*Exercise task*.
Copy out each line of the data holding "title".

[start Data listing]

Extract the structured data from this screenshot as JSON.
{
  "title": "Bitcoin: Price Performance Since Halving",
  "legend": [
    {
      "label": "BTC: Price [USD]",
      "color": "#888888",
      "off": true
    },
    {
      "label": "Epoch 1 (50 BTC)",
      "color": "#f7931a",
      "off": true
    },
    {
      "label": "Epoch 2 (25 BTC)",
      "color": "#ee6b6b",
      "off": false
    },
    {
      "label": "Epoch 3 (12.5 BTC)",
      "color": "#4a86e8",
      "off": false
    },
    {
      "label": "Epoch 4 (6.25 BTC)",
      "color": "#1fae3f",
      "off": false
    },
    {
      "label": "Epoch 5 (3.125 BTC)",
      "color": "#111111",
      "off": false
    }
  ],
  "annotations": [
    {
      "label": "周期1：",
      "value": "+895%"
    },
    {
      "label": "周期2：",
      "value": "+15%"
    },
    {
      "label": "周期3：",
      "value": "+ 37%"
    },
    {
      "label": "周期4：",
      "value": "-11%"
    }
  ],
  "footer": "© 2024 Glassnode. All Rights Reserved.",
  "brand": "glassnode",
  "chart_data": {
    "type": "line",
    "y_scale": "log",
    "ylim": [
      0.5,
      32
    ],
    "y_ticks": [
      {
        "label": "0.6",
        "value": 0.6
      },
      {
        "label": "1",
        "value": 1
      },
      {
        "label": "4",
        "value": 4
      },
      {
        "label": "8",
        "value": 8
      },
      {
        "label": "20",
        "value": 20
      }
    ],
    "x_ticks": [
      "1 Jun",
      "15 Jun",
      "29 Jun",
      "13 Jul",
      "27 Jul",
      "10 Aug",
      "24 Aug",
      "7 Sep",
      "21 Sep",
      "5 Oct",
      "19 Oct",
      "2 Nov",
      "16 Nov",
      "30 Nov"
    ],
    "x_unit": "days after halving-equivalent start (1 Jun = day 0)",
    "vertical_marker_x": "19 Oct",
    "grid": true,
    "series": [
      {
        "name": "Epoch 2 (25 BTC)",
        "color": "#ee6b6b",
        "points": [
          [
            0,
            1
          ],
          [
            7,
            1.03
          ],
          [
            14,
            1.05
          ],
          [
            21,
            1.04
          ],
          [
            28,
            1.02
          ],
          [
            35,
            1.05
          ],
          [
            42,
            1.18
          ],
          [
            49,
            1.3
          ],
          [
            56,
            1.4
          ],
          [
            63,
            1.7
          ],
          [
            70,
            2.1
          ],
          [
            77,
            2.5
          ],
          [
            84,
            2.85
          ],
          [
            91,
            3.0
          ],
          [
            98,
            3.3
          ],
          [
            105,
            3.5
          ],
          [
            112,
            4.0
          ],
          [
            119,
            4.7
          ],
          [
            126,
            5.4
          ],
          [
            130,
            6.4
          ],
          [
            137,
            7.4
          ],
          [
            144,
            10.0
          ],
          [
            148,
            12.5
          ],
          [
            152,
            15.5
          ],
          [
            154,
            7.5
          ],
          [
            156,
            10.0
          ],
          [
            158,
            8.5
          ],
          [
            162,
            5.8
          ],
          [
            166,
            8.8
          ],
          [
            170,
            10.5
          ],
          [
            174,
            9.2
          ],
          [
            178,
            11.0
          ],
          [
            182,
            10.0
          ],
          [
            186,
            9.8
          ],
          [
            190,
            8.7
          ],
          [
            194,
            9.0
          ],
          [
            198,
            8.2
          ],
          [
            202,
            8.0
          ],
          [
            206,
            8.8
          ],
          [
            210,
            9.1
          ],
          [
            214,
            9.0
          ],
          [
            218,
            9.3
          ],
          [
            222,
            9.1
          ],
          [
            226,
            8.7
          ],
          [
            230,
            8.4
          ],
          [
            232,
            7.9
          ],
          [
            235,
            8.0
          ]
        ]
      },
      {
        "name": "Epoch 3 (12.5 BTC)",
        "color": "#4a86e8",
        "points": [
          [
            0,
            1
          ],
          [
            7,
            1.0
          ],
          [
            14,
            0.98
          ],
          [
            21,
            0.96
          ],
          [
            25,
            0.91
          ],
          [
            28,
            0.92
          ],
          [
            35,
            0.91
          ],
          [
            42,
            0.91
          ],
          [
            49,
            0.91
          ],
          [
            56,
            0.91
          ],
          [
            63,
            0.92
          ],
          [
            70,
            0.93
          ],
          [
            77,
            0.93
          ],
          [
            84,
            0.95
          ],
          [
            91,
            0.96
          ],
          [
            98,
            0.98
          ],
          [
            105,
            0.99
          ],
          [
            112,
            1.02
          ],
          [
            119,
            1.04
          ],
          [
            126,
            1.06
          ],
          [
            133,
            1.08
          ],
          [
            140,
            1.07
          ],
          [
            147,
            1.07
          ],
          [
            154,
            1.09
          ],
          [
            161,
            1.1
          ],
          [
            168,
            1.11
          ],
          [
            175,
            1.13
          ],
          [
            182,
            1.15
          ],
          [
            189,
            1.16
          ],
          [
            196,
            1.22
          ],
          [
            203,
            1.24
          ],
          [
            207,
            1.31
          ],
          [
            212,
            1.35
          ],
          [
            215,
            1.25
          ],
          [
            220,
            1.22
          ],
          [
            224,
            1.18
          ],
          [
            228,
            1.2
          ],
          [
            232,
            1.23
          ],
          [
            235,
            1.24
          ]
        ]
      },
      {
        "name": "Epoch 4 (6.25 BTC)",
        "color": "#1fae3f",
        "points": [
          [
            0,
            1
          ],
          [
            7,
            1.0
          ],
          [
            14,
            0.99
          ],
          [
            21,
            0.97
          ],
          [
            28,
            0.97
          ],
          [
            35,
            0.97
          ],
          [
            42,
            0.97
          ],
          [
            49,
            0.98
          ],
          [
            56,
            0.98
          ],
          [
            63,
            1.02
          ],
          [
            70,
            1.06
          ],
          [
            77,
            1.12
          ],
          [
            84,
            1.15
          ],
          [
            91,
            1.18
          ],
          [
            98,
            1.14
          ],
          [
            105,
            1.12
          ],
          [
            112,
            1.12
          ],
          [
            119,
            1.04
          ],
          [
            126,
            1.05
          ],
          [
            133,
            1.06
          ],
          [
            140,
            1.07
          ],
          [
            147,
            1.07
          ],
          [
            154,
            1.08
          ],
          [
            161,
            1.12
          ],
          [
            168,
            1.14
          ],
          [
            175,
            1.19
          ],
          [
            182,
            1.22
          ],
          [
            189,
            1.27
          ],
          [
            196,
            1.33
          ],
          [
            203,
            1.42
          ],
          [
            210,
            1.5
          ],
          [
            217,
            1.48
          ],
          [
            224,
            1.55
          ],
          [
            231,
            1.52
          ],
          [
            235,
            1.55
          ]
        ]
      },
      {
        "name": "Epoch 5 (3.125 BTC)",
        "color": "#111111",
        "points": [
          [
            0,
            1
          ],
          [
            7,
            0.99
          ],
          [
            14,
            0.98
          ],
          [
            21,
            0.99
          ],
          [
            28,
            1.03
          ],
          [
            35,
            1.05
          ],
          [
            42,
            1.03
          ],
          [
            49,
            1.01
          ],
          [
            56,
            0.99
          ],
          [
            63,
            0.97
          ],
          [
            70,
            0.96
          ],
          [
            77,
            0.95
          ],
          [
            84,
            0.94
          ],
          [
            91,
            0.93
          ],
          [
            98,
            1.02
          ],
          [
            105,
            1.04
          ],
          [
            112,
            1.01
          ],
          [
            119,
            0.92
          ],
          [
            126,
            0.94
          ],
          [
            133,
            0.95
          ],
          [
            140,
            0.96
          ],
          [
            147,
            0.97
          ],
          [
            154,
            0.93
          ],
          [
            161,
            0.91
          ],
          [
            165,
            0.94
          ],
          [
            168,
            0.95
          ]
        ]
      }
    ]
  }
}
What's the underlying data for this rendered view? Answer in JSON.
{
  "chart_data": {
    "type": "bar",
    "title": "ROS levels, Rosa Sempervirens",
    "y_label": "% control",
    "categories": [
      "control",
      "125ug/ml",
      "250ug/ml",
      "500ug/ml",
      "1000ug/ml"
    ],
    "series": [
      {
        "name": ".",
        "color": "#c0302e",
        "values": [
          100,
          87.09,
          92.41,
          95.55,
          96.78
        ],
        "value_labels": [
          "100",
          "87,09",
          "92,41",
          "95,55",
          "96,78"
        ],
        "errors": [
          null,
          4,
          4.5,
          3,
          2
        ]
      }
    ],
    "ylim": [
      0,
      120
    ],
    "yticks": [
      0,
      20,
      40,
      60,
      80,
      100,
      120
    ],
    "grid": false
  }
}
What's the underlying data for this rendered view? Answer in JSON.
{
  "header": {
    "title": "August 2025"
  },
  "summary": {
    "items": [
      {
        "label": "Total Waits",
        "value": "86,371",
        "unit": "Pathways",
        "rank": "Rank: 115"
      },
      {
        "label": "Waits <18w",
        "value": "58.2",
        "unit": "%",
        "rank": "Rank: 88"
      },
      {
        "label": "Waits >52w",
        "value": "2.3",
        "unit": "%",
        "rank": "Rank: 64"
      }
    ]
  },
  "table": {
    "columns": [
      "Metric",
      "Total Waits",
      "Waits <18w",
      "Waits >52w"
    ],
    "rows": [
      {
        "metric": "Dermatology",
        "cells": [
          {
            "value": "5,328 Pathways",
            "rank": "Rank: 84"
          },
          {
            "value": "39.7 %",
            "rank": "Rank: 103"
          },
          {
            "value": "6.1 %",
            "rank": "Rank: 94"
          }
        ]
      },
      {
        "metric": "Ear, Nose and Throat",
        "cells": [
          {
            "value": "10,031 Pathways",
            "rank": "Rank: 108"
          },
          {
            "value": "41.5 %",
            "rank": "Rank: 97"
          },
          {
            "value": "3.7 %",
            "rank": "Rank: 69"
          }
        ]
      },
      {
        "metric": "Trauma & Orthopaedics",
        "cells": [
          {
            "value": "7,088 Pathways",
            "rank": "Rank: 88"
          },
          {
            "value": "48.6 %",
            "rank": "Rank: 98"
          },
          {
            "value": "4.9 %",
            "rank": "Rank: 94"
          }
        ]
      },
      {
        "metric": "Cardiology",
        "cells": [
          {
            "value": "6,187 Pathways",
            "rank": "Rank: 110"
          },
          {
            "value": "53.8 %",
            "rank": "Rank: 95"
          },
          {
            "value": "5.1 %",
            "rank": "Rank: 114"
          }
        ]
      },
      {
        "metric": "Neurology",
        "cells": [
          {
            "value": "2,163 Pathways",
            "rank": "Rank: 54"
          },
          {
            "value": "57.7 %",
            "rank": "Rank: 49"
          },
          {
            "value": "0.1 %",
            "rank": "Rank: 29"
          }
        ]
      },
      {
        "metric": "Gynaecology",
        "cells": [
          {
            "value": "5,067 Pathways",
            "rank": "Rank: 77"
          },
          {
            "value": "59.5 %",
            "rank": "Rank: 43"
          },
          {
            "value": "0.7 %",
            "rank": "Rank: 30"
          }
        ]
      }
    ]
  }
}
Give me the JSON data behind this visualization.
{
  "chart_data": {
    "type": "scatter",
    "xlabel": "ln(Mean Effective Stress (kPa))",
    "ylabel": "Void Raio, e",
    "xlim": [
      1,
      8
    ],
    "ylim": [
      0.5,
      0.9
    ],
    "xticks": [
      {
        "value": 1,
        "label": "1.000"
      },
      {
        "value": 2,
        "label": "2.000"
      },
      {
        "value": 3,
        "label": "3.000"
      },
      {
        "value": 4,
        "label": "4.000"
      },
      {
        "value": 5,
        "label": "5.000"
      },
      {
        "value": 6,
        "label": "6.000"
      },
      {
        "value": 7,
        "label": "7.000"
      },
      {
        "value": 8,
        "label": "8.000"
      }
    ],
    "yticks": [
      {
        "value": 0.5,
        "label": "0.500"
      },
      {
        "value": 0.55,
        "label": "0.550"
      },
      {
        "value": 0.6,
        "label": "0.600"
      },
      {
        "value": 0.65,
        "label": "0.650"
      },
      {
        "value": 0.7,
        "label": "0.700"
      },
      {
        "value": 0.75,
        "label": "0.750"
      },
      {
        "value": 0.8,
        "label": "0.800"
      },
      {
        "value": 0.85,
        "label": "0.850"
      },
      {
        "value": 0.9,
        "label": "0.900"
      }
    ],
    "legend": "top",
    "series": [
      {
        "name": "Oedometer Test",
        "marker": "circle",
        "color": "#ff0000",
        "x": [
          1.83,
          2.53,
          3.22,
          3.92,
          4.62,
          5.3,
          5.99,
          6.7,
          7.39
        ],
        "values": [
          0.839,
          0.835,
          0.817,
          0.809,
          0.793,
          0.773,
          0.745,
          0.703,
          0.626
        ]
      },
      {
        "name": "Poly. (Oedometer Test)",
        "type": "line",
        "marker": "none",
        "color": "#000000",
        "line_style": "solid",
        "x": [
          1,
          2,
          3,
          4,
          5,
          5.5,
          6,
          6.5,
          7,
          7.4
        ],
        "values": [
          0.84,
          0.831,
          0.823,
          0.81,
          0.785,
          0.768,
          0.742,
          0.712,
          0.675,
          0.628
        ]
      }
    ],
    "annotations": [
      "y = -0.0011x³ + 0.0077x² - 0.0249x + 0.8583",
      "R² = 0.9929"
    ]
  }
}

[end Data listing]

*Exercise response*.
  "title": "Bitcoin: Price Performance Since Halving",
    "title": "ROS levels, Rosa Sempervirens",
    "title": "August 2025"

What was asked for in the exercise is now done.